- Task:
Give the listing again character for character, but drop the images.

===== Material for this task =====

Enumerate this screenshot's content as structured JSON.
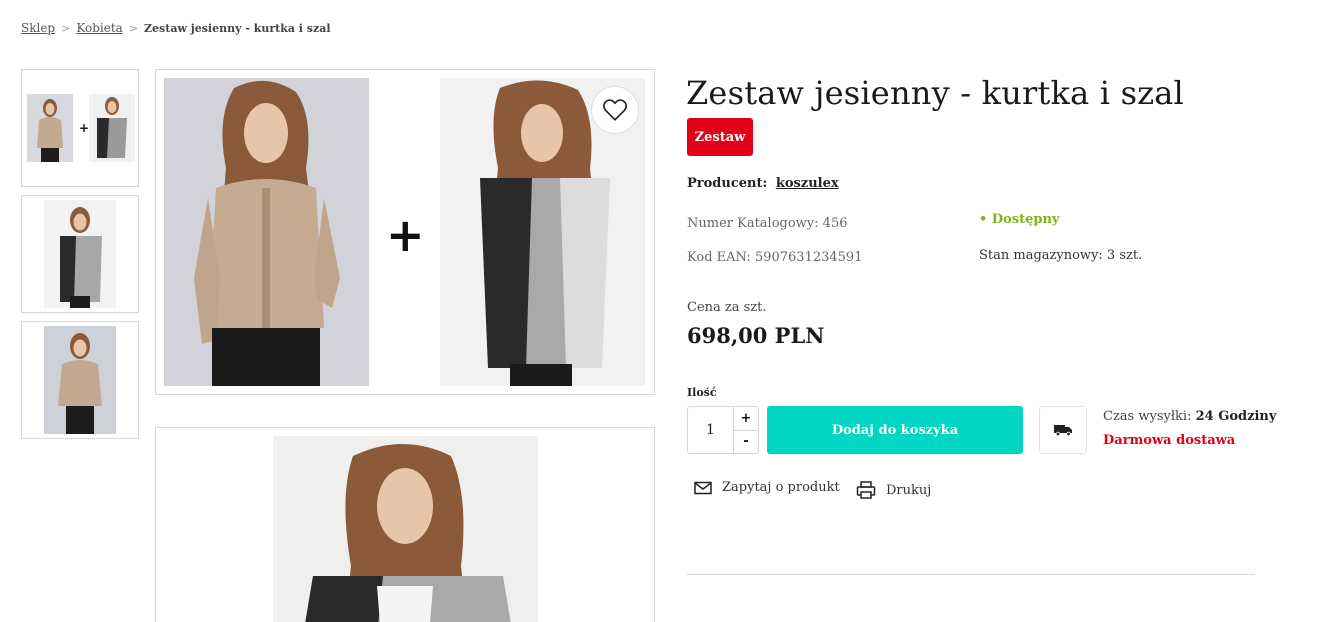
{
  "breadcrumb": {
    "items": [
      "Sklep",
      "Kobieta"
    ],
    "current": "Zestaw jesienny - kurtka i szal",
    "separator": ">"
  },
  "gallery": {
    "plus": "+",
    "favorite_icon": "heart-icon"
  },
  "product": {
    "title": "Zestaw jesienny - kurtka i szal",
    "badge": "Zestaw",
    "producer_label": "Producent:",
    "producer_name": "koszulex",
    "catalog_number": "Numer Katalogowy: 456",
    "ean": "Kod EAN: 5907631234591",
    "availability": "• Dostępny",
    "stock": "Stan magazynowy: 3 szt.",
    "price_label": "Cena za szt.",
    "price": "698,00 PLN"
  },
  "cart": {
    "qty_label": "Ilość",
    "qty_value": "1",
    "plus": "+",
    "minus": "-",
    "add_button": "Dodaj do koszyka"
  },
  "shipping": {
    "time_label": "Czas wysyłki:",
    "time_value": "24 Godziny",
    "free": "Darmowa dostawa",
    "icon": "truck-icon"
  },
  "actions": {
    "ask": "Zapytaj o produkt",
    "print": "Drukuj"
  },
  "colors": {
    "badge": "#e3001b",
    "add_button": "#00d6c2",
    "available": "#7cb518",
    "free_shipping": "#e3001b"
  }
}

=====

- Response to this exercise:
Enumerate this screenshot's content as structured JSON.
{
  "breadcrumb": {
    "items": [
      "Sklep",
      "Kobieta"
    ],
    "current": "Zestaw jesienny - kurtka i szal",
    "separator": ">"
  },
  "gallery": {
    "plus": "+",
    "favorite_icon": "heart-icon"
  },
  "product": {
    "title": "Zestaw jesienny - kurtka i szal",
    "badge": "Zestaw",
    "producer_label": "Producent:",
    "producer_name": "koszulex",
    "catalog_number": "Numer Katalogowy: 456",
    "ean": "Kod EAN: 5907631234591",
    "availability": "• Dostępny",
    "stock": "Stan magazynowy: 3 szt.",
    "price_label": "Cena za szt.",
    "price": "698,00 PLN"
  },
  "cart": {
    "qty_label": "Ilość",
    "qty_value": "1",
    "plus": "+",
    "minus": "-",
    "add_button": "Dodaj do koszyka"
  },
  "shipping": {
    "time_label": "Czas wysyłki:",
    "time_value": "24 Godziny",
    "free": "Darmowa dostawa",
    "icon": "truck-icon"
  },
  "actions": {
    "ask": "Zapytaj o produkt",
    "print": "Drukuj"
  },
  "colors": {
    "badge": "#e3001b",
    "add_button": "#00d6c2",
    "available": "#7cb518",
    "free_shipping": "#e3001b"
  }
}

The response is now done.